> _Exercise aim_: Print out every line, exactly as written.
** START **
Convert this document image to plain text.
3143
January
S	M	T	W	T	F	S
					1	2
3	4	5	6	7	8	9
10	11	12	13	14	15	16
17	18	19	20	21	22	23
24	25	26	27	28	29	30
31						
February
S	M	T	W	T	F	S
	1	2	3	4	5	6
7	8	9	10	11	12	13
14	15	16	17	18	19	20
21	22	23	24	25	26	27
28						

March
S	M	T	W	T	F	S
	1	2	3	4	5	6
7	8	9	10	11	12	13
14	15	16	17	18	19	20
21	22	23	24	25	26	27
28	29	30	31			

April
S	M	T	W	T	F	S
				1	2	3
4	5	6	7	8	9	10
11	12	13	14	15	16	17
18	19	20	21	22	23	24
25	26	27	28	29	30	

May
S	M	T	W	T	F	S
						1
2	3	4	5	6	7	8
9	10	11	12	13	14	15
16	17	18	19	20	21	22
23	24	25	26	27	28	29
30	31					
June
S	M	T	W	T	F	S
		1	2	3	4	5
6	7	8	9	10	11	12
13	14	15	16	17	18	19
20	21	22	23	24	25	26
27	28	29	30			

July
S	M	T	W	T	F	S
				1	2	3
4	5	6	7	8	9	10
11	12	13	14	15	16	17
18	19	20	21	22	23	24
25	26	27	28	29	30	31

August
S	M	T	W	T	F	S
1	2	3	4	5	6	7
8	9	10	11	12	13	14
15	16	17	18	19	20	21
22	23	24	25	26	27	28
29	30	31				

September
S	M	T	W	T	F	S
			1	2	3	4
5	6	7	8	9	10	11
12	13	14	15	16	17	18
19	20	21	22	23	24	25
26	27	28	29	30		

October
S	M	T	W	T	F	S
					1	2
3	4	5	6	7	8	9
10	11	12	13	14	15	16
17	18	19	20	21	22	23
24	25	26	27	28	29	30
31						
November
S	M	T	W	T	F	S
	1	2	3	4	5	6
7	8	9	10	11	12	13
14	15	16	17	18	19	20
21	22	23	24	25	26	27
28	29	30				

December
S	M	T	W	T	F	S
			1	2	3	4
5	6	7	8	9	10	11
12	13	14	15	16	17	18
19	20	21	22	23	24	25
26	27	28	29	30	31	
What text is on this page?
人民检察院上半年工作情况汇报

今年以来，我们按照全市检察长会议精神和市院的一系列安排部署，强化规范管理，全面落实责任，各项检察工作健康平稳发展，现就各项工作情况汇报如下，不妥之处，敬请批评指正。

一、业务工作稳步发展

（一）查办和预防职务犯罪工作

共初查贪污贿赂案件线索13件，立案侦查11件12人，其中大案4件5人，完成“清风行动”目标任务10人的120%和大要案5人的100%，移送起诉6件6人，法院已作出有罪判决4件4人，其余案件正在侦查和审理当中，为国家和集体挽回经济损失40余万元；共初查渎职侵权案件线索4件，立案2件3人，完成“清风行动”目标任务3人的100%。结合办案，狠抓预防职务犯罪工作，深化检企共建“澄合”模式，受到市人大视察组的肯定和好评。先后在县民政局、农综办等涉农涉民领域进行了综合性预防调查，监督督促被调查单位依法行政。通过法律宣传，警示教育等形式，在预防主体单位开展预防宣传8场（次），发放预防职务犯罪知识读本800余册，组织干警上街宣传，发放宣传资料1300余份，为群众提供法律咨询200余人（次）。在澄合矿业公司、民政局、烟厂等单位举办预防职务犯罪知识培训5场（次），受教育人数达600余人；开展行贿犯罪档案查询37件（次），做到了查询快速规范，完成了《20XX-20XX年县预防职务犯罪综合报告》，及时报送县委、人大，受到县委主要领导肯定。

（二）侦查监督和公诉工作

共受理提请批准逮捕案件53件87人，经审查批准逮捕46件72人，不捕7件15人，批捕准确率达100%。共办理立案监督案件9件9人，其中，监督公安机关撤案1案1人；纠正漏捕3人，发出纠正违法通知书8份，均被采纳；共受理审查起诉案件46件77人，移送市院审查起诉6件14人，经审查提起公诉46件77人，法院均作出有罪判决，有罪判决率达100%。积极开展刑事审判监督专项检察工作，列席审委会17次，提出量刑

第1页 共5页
** END **
> _Written answer_:
Convert this document image to plain text.
3143
January
S	M	T	W	T	F	S
					1	2
3	4	5	6	7	8	9
10	11	12	13	14	15	16
17	18	19	20	21	22	23
24	25	26	27	28	29	30
31						
February
S	M	T	W	T	F	S
	1	2	3	4	5	6
7	8	9	10	11	12	13
14	15	16	17	18	19	20
21	22	23	24	25	26	27
28						

March
S	M	T	W	T	F	S
	1	2	3	4	5	6
7	8	9	10	11	12	13
14	15	16	17	18	19	20
21	22	23	24	25	26	27
28	29	30	31			

April
S	M	T	W	T	F	S
				1	2	3
4	5	6	7	8	9	10
11	12	13	14	15	16	17
18	19	20	21	22	23	24
25	26	27	28	29	30	

May
S	M	T	W	T	F	S
						1
2	3	4	5	6	7	8
9	10	11	12	13	14	15
16	17	18	19	20	21	22
23	24	25	26	27	28	29
30	31					
June
S	M	T	W	T	F	S
		1	2	3	4	5
6	7	8	9	10	11	12
13	14	15	16	17	18	19
20	21	22	23	24	25	26
27	28	29	30			

July
S	M	T	W	T	F	S
				1	2	3
4	5	6	7	8	9	10
11	12	13	14	15	16	17
18	19	20	21	22	23	24
25	26	27	28	29	30	31

August
S	M	T	W	T	F	S
1	2	3	4	5	6	7
8	9	10	11	12	13	14
15	16	17	18	19	20	21
22	23	24	25	26	27	28
29	30	31				

September
S	M	T	W	T	F	S
			1	2	3	4
5	6	7	8	9	10	11
12	13	14	15	16	17	18
19	20	21	22	23	24	25
26	27	28	29	30		

October
S	M	T	W	T	F	S
					1	2
3	4	5	6	7	8	9
10	11	12	13	14	15	16
17	18	19	20	21	22	23
24	25	26	27	28	29	30
31						
November
S	M	T	W	T	F	S
	1	2	3	4	5	6
7	8	9	10	11	12	13
14	15	16	17	18	19	20
21	22	23	24	25	26	27
28	29	30				

December
S	M	T	W	T	F	S
			1	2	3	4
5	6	7	8	9	10	11
12	13	14	15	16	17	18
19	20	21	22	23	24	25
26	27	28	29	30	31	
What text is on this page?
人民检察院上半年工作情况汇报

今年以来，我们按照全市检察长会议精神和市院的一系列安排部署，强化规范管理，全面落实责任，各项检察工作健康平稳发展，现就各项工作情况汇报如下，不妥之处，敬请批评指正。

一、业务工作稳步发展

（一）查办和预防职务犯罪工作

共初查贪污贿赂案件线索13件，立案侦查11件12人，其中大案4件5人，完成“清风行动”目标任务10人的120%和大要案5人的100%，移送起诉6件6人，法院已作出有罪判决4件4人，其余案件正在侦查和审理当中，为国家和集体挽回经济损失40余万元；共初查渎职侵权案件线索4件，立案2件3人，完成“清风行动”目标任务3人的100%。结合办案，狠抓预防职务犯罪工作，深化检企共建“澄合”模式，受到市人大视察组的肯定和好评。先后在县民政局、农综办等涉农涉民领域进行了综合性预防调查，监督督促被调查单位依法行政。通过法律宣传，警示教育等形式，在预防主体单位开展预防宣传8场（次），发放预防职务犯罪知识读本800余册，组织干警上街宣传，发放宣传资料1300余份，为群众提供法律咨询200余人（次）。在澄合矿业公司、民政局、烟厂等单位举办预防职务犯罪知识培训5场（次），受教育人数达600余人；开展行贿犯罪档案查询37件（次），做到了查询快速规范，完成了《20XX-20XX年县预防职务犯罪综合报告》，及时报送县委、人大，受到县委主要领导肯定。

（二）侦查监督和公诉工作

共受理提请批准逮捕案件53件87人，经审查批准逮捕46件72人，不捕7件15人，批捕准确率达100%。共办理立案监督案件9件9人，其中，监督公安机关撤案1案1人；纠正漏捕3人，发出纠正违法通知书8份，均被采纳；共受理审查起诉案件46件77人，移送市院审查起诉6件14人，经审查提起公诉46件77人，法院均作出有罪判决，有罪判决率达100%。积极开展刑事审判监督专项检察工作，列席审委会17次，提出量刑

第1页 共5页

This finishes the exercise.